#### TASK PROMPT
Copy out every one of the records below with each "actual-bar" swapped for "actual-eps-bar", leaving all other text unchanged.

[Annotated element listings]
•••

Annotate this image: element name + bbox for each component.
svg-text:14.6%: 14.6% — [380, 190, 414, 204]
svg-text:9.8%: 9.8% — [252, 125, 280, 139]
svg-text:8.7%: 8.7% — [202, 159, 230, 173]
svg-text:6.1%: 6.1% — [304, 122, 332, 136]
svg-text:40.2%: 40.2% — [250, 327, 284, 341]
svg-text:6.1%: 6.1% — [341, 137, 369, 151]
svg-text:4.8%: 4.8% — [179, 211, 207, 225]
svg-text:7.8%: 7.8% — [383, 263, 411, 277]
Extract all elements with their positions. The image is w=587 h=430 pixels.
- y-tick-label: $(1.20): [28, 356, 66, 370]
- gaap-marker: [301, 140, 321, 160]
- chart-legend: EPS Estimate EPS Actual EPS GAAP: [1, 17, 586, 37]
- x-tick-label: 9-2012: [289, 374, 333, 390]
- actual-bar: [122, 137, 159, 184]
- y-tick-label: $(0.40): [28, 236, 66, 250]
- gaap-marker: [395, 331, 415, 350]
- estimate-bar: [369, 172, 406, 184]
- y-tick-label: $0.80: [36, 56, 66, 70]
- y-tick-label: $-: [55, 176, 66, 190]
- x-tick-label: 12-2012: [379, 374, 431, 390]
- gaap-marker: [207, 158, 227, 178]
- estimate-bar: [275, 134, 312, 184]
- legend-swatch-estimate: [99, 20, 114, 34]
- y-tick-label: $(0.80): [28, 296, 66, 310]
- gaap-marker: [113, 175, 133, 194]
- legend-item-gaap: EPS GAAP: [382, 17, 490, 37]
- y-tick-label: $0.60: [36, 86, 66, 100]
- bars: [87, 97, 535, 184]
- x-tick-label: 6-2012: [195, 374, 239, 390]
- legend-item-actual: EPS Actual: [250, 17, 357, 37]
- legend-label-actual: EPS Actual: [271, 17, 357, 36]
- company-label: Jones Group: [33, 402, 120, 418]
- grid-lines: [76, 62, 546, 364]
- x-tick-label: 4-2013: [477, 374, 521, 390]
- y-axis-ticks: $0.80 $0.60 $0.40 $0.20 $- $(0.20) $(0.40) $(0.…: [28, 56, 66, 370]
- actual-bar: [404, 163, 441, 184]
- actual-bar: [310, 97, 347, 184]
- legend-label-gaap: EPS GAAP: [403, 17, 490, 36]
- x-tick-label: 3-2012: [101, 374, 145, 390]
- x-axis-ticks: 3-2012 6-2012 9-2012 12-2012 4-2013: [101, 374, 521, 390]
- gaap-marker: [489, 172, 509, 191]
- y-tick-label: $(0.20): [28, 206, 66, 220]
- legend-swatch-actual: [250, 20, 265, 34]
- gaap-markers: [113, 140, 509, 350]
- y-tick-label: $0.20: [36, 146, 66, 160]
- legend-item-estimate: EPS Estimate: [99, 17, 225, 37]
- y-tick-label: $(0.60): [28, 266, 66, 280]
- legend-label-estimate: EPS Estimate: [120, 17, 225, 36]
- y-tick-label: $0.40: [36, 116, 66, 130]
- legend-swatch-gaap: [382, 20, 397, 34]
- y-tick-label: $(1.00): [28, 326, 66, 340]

•••

#### ANSWER TO THE TASK
Annotate this image: element name + bbox for each component.
svg-text:14.6%: 14.6% — [380, 190, 414, 204]
svg-text:9.8%: 9.8% — [252, 125, 280, 139]
svg-text:8.7%: 8.7% — [202, 159, 230, 173]
svg-text:6.1%: 6.1% — [304, 122, 332, 136]
svg-text:40.2%: 40.2% — [250, 327, 284, 341]
svg-text:6.1%: 6.1% — [341, 137, 369, 151]
svg-text:4.8%: 4.8% — [179, 211, 207, 225]
svg-text:7.8%: 7.8% — [383, 263, 411, 277]
Extract all elements with their positions. The image is w=587 h=430 pixels.
- y-tick-label: $(1.20): [28, 356, 66, 370]
- gaap-marker: [301, 140, 321, 160]
- chart-legend: EPS Estimate EPS Actual EPS GAAP: [1, 17, 586, 37]
- x-tick-label: 9-2012: [289, 374, 333, 390]
- actual-eps-bar: [122, 137, 159, 184]
- y-tick-label: $(0.40): [28, 236, 66, 250]
- gaap-marker: [395, 331, 415, 350]
- estimate-bar: [369, 172, 406, 184]
- y-tick-label: $0.80: [36, 56, 66, 70]
- y-tick-label: $-: [55, 176, 66, 190]
- x-tick-label: 12-2012: [379, 374, 431, 390]
- gaap-marker: [207, 158, 227, 178]
- estimate-bar: [275, 134, 312, 184]
- legend-swatch-estimate: [99, 20, 114, 34]
- y-tick-label: $(0.80): [28, 296, 66, 310]
- gaap-marker: [113, 175, 133, 194]
- legend-item-gaap: EPS GAAP: [382, 17, 490, 37]
- y-tick-label: $0.60: [36, 86, 66, 100]
- bars: [87, 97, 535, 184]
- x-tick-label: 6-2012: [195, 374, 239, 390]
- legend-item-actual: EPS Actual: [250, 17, 357, 37]
- legend-label-actual: EPS Actual: [271, 17, 357, 36]
- company-label: Jones Group: [33, 402, 120, 418]
- grid-lines: [76, 62, 546, 364]
- x-tick-label: 4-2013: [477, 374, 521, 390]
- y-axis-ticks: $0.80 $0.60 $0.40 $0.20 $- $(0.20) $(0.40) $(0.…: [28, 56, 66, 370]
- actual-eps-bar: [404, 163, 441, 184]
- actual-eps-bar: [310, 97, 347, 184]
- legend-label-gaap: EPS GAAP: [403, 17, 490, 36]
- x-tick-label: 3-2012: [101, 374, 145, 390]
- x-axis-ticks: 3-2012 6-2012 9-2012 12-2012 4-2013: [101, 374, 521, 390]
- gaap-marker: [489, 172, 509, 191]
- y-tick-label: $(0.20): [28, 206, 66, 220]
- legend-swatch-actual: [250, 20, 265, 34]
- gaap-markers: [113, 140, 509, 350]
- y-tick-label: $0.20: [36, 146, 66, 160]
- legend-item-estimate: EPS Estimate: [99, 17, 225, 37]
- y-tick-label: $(0.60): [28, 266, 66, 280]
- legend-label-estimate: EPS Estimate: [120, 17, 225, 36]
- y-tick-label: $0.40: [36, 116, 66, 130]
- legend-swatch-gaap: [382, 20, 397, 34]
- y-tick-label: $(1.00): [28, 326, 66, 340]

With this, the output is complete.